TASK INSTRUCTIONS: Below is a listing; copy all of it exactly.

DATA SHOWN:
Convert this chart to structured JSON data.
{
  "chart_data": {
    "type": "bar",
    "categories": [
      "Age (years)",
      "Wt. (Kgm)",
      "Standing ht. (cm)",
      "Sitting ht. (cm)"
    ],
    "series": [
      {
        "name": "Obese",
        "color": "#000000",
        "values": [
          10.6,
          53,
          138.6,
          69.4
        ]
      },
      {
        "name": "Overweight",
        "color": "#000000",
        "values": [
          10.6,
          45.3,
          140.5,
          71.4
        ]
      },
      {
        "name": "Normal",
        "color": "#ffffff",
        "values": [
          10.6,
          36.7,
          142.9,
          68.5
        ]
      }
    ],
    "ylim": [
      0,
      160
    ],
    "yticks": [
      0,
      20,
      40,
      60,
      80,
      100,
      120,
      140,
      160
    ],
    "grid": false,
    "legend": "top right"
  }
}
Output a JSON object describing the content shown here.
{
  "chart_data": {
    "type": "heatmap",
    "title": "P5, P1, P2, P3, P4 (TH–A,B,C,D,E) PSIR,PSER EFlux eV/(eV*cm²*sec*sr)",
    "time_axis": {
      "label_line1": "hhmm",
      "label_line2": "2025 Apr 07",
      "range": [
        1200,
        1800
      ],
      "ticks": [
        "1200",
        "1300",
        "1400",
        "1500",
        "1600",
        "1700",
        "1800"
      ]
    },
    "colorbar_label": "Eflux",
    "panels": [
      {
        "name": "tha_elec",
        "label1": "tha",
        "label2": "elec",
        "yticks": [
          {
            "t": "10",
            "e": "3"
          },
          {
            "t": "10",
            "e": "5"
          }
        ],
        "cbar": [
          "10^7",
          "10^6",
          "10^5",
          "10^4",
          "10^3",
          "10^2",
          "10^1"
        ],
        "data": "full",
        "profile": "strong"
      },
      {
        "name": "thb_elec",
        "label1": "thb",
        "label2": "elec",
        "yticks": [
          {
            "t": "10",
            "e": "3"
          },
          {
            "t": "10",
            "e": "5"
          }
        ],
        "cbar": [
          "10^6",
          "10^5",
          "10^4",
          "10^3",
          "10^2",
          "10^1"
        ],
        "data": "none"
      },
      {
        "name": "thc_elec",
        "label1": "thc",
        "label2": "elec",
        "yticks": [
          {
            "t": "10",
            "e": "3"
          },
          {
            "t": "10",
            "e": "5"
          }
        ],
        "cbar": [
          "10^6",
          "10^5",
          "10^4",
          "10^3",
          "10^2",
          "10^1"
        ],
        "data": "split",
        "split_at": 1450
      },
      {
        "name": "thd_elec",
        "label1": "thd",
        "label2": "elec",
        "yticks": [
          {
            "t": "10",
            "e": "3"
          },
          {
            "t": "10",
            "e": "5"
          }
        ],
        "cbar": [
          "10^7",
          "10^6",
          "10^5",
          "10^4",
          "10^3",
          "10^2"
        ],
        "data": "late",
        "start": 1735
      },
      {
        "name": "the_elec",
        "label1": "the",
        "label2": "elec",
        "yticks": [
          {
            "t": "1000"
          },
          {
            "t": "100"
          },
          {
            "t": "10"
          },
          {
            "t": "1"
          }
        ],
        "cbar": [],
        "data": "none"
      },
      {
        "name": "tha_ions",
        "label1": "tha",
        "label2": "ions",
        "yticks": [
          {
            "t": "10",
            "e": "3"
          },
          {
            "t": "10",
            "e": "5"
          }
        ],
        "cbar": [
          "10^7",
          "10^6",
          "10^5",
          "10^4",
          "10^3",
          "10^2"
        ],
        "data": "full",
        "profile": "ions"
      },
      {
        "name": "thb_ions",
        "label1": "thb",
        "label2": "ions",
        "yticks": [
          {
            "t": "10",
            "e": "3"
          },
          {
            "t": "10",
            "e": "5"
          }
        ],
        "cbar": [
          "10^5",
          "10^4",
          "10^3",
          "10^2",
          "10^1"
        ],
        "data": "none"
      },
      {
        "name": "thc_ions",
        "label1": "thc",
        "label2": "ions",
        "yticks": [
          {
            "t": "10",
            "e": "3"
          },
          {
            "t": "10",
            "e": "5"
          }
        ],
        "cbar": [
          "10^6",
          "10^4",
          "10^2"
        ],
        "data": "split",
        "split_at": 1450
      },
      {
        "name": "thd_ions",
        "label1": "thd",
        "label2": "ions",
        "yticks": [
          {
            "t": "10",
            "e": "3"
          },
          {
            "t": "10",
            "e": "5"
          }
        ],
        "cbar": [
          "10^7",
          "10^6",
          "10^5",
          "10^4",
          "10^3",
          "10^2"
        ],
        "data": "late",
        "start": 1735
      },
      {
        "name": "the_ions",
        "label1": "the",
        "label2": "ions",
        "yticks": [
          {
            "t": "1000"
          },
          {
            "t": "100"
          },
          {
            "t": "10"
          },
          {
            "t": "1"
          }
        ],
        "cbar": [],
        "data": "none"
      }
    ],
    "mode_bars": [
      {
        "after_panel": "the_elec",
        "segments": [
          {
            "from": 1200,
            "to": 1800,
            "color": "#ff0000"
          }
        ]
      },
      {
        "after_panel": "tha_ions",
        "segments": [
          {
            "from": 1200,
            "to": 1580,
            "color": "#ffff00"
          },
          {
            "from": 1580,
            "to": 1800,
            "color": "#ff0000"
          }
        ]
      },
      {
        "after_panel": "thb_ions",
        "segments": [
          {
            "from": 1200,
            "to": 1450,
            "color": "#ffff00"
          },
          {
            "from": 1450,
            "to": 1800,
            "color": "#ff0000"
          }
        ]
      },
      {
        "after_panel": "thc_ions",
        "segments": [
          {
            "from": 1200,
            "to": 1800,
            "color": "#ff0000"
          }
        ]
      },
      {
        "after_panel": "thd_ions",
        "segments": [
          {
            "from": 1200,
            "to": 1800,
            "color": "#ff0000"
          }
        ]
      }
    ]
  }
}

ANSWER:
Convert this chart to structured JSON data.
{
  "chart_data": {
    "type": "bar",
    "categories": [
      "Age (years)",
      "Wt. (Kgm)",
      "Standing ht. (cm)",
      "Sitting ht. (cm)"
    ],
    "series": [
      {
        "name": "Obese",
        "color": "#000000",
        "values": [
          10.6,
          53,
          138.6,
          69.4
        ]
      },
      {
        "name": "Overweight",
        "color": "#000000",
        "values": [
          10.6,
          45.3,
          140.5,
          71.4
        ]
      },
      {
        "name": "Normal",
        "color": "#ffffff",
        "values": [
          10.6,
          36.7,
          142.9,
          68.5
        ]
      }
    ],
    "ylim": [
      0,
      160
    ],
    "yticks": [
      0,
      20,
      40,
      60,
      80,
      100,
      120,
      140,
      160
    ],
    "grid": false,
    "legend": "top right"
  }
}
Output a JSON object describing the content shown here.
{
  "chart_data": {
    "type": "heatmap",
    "title": "P5, P1, P2, P3, P4 (TH–A,B,C,D,E) PSIR,PSER EFlux eV/(eV*cm²*sec*sr)",
    "time_axis": {
      "label_line1": "hhmm",
      "label_line2": "2025 Apr 07",
      "range": [
        1200,
        1800
      ],
      "ticks": [
        "1200",
        "1300",
        "1400",
        "1500",
        "1600",
        "1700",
        "1800"
      ]
    },
    "colorbar_label": "Eflux",
    "panels": [
      {
        "name": "tha_elec",
        "label1": "tha",
        "label2": "elec",
        "yticks": [
          {
            "t": "10",
            "e": "3"
          },
          {
            "t": "10",
            "e": "5"
          }
        ],
        "cbar": [
          "10^7",
          "10^6",
          "10^5",
          "10^4",
          "10^3",
          "10^2",
          "10^1"
        ],
        "data": "full",
        "profile": "strong"
      },
      {
        "name": "thb_elec",
        "label1": "thb",
        "label2": "elec",
        "yticks": [
          {
            "t": "10",
            "e": "3"
          },
          {
            "t": "10",
            "e": "5"
          }
        ],
        "cbar": [
          "10^6",
          "10^5",
          "10^4",
          "10^3",
          "10^2",
          "10^1"
        ],
        "data": "none"
      },
      {
        "name": "thc_elec",
        "label1": "thc",
        "label2": "elec",
        "yticks": [
          {
            "t": "10",
            "e": "3"
          },
          {
            "t": "10",
            "e": "5"
          }
        ],
        "cbar": [
          "10^6",
          "10^5",
          "10^4",
          "10^3",
          "10^2",
          "10^1"
        ],
        "data": "split",
        "split_at": 1450
      },
      {
        "name": "thd_elec",
        "label1": "thd",
        "label2": "elec",
        "yticks": [
          {
            "t": "10",
            "e": "3"
          },
          {
            "t": "10",
            "e": "5"
          }
        ],
        "cbar": [
          "10^7",
          "10^6",
          "10^5",
          "10^4",
          "10^3",
          "10^2"
        ],
        "data": "late",
        "start": 1735
      },
      {
        "name": "the_elec",
        "label1": "the",
        "label2": "elec",
        "yticks": [
          {
            "t": "1000"
          },
          {
            "t": "100"
          },
          {
            "t": "10"
          },
          {
            "t": "1"
          }
        ],
        "cbar": [],
        "data": "none"
      },
      {
        "name": "tha_ions",
        "label1": "tha",
        "label2": "ions",
        "yticks": [
          {
            "t": "10",
            "e": "3"
          },
          {
            "t": "10",
            "e": "5"
          }
        ],
        "cbar": [
          "10^7",
          "10^6",
          "10^5",
          "10^4",
          "10^3",
          "10^2"
        ],
        "data": "full",
        "profile": "ions"
      },
      {
        "name": "thb_ions",
        "label1": "thb",
        "label2": "ions",
        "yticks": [
          {
            "t": "10",
            "e": "3"
          },
          {
            "t": "10",
            "e": "5"
          }
        ],
        "cbar": [
          "10^5",
          "10^4",
          "10^3",
          "10^2",
          "10^1"
        ],
        "data": "none"
      },
      {
        "name": "thc_ions",
        "label1": "thc",
        "label2": "ions",
        "yticks": [
          {
            "t": "10",
            "e": "3"
          },
          {
            "t": "10",
            "e": "5"
          }
        ],
        "cbar": [
          "10^6",
          "10^4",
          "10^2"
        ],
        "data": "split",
        "split_at": 1450
      },
      {
        "name": "thd_ions",
        "label1": "thd",
        "label2": "ions",
        "yticks": [
          {
            "t": "10",
            "e": "3"
          },
          {
            "t": "10",
            "e": "5"
          }
        ],
        "cbar": [
          "10^7",
          "10^6",
          "10^5",
          "10^4",
          "10^3",
          "10^2"
        ],
        "data": "late",
        "start": 1735
      },
      {
        "name": "the_ions",
        "label1": "the",
        "label2": "ions",
        "yticks": [
          {
            "t": "1000"
          },
          {
            "t": "100"
          },
          {
            "t": "10"
          },
          {
            "t": "1"
          }
        ],
        "cbar": [],
        "data": "none"
      }
    ],
    "mode_bars": [
      {
        "after_panel": "the_elec",
        "segments": [
          {
            "from": 1200,
            "to": 1800,
            "color": "#ff0000"
          }
        ]
      },
      {
        "after_panel": "tha_ions",
        "segments": [
          {
            "from": 1200,
            "to": 1580,
            "color": "#ffff00"
          },
          {
            "from": 1580,
            "to": 1800,
            "color": "#ff0000"
          }
        ]
      },
      {
        "after_panel": "thb_ions",
        "segments": [
          {
            "from": 1200,
            "to": 1450,
            "color": "#ffff00"
          },
          {
            "from": 1450,
            "to": 1800,
            "color": "#ff0000"
          }
        ]
      },
      {
        "after_panel": "thc_ions",
        "segments": [
          {
            "from": 1200,
            "to": 1800,
            "color": "#ff0000"
          }
        ]
      },
      {
        "after_panel": "thd_ions",
        "segments": [
          {
            "from": 1200,
            "to": 1800,
            "color": "#ff0000"
          }
        ]
      }
    ]
  }
}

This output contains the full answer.